#### [REQUEST]
Copy each line of the material below that includes the string "logo".

[Lines of data]
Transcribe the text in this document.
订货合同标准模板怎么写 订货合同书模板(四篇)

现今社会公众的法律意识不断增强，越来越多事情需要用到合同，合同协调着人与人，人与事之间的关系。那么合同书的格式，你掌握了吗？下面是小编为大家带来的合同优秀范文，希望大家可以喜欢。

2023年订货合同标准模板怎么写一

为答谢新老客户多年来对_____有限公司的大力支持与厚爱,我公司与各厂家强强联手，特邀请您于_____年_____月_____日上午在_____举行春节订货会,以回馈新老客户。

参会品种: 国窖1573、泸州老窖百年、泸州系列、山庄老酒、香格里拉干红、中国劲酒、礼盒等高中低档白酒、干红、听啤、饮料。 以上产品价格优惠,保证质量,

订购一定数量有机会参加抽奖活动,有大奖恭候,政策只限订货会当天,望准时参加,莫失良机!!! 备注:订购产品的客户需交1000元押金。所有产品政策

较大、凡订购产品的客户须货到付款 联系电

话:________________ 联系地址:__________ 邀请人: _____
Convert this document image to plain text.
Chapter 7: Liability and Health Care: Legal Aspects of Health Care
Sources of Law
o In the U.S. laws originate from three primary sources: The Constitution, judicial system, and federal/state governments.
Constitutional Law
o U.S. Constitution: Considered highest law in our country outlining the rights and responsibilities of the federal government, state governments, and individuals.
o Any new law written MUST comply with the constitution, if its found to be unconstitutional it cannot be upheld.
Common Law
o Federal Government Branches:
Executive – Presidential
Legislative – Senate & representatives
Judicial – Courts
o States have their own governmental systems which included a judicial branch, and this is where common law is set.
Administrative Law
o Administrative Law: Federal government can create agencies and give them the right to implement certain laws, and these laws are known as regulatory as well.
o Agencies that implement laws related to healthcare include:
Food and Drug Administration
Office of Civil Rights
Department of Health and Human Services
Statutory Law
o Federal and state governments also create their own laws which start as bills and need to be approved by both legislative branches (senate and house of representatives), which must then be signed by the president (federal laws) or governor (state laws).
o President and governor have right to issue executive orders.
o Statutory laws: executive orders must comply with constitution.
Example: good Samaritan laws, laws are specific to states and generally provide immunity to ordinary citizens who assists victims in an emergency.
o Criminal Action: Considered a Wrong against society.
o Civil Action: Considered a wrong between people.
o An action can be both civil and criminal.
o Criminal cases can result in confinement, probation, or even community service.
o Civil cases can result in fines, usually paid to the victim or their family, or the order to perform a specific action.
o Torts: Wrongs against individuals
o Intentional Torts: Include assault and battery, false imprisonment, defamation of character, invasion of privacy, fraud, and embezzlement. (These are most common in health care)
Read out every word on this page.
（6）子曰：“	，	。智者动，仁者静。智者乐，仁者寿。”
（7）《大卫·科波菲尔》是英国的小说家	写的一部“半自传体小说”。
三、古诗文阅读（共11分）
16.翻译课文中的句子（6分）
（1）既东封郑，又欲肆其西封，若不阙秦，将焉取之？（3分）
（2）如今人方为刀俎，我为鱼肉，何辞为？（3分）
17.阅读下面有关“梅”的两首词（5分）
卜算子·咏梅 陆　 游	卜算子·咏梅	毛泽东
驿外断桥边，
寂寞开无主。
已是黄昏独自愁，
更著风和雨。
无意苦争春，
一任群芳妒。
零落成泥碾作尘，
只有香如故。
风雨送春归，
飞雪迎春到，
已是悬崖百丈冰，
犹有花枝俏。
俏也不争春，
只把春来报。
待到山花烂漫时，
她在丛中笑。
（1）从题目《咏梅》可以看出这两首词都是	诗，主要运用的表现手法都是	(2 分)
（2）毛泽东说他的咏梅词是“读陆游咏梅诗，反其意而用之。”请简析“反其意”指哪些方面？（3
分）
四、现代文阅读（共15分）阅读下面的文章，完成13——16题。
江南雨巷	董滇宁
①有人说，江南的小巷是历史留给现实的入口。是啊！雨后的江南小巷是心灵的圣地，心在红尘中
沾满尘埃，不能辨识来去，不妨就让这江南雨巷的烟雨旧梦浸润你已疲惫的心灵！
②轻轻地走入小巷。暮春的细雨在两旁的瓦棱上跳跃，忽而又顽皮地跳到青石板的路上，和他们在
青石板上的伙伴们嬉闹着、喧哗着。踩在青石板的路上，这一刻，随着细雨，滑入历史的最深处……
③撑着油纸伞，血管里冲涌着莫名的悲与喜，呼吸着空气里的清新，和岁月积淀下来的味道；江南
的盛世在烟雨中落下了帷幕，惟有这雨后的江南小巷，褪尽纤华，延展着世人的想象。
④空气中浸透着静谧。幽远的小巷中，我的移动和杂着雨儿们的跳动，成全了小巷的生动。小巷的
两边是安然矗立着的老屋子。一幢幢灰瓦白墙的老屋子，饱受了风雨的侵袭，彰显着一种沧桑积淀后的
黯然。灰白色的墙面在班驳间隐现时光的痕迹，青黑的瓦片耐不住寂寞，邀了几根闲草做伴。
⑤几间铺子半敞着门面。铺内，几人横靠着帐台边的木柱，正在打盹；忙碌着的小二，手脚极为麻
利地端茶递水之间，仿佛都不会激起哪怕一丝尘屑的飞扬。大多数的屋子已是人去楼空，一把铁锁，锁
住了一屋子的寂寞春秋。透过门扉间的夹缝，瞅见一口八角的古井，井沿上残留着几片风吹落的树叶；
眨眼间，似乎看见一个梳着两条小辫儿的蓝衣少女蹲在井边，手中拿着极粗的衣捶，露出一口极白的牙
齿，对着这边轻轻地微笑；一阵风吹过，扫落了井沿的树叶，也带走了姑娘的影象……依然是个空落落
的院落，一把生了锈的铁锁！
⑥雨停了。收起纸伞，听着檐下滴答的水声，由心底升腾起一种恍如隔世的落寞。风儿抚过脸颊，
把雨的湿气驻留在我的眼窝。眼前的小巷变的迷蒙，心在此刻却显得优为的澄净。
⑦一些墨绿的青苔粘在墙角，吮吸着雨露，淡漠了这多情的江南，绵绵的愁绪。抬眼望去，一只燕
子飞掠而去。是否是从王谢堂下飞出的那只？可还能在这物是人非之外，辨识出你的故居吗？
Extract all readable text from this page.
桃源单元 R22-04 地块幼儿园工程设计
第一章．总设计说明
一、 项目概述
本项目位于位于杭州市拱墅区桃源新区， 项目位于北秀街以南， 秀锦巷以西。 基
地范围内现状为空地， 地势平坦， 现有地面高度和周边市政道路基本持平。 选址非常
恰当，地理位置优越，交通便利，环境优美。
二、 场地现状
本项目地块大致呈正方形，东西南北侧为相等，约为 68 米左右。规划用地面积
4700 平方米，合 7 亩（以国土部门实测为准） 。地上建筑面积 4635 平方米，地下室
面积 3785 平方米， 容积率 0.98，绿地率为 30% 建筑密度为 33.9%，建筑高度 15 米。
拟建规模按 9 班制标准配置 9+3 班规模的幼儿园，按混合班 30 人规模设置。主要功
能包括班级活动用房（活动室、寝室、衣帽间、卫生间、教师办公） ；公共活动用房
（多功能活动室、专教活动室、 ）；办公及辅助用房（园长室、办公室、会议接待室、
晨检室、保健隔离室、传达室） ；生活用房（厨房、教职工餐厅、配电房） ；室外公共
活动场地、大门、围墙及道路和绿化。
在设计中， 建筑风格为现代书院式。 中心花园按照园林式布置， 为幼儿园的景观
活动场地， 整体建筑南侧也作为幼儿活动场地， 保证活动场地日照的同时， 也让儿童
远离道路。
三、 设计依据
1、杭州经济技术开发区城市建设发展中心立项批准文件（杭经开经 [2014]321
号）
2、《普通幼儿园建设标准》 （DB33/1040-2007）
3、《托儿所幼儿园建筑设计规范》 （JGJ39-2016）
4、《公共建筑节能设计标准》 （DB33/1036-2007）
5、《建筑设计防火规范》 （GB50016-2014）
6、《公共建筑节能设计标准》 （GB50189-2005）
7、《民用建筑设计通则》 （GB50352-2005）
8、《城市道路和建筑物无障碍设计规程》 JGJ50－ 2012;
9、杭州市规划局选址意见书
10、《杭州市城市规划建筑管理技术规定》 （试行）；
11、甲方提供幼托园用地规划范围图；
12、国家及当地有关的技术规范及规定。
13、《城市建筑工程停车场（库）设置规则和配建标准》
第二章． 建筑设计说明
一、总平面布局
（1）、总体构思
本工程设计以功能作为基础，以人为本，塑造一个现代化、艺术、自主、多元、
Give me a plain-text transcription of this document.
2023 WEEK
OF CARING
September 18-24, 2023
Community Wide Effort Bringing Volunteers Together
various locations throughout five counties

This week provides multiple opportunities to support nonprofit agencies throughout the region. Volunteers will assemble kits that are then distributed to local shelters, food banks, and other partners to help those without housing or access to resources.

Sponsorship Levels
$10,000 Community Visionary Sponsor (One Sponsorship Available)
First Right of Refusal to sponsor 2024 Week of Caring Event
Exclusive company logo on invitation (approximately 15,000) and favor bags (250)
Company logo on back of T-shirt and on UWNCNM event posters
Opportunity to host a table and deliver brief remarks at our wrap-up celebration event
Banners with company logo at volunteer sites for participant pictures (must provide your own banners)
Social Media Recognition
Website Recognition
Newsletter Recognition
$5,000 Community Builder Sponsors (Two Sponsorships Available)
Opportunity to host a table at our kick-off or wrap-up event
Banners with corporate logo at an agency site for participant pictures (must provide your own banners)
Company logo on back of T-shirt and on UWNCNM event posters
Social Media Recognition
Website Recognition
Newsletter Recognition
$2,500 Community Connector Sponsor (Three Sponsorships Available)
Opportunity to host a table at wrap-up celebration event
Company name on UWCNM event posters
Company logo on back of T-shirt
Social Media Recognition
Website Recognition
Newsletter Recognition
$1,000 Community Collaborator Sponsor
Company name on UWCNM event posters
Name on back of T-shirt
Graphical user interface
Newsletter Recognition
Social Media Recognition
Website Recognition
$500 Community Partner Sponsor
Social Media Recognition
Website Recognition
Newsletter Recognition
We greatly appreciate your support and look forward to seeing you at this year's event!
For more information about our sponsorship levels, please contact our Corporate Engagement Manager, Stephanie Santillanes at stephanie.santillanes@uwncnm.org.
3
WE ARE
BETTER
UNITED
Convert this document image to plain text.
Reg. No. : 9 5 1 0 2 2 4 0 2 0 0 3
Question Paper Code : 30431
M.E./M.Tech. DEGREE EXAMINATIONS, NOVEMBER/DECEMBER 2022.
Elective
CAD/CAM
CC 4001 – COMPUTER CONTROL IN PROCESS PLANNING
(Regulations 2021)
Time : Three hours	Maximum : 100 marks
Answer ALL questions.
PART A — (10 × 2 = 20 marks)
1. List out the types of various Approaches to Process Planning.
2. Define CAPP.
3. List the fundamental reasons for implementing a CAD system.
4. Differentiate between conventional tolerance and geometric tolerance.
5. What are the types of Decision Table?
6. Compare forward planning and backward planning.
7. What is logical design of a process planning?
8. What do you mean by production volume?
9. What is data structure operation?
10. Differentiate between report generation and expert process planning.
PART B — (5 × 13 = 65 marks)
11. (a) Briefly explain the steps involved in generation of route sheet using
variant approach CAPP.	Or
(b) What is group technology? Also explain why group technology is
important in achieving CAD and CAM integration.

#### [ANSWER TO THIS PROBLEM]
Exclusive company logo on invitation (approximately 15,000) and favor bags (250)
Company logo on back of T-shirt and on UWNCNM event posters
Banners with company logo at volunteer sites for participant pictures (must provide your own banners)
Banners with corporate logo at an agency site for participant pictures (must provide your own banners)
Company logo on back of T-shirt and on UWNCNM event posters
Company logo on back of T-shirt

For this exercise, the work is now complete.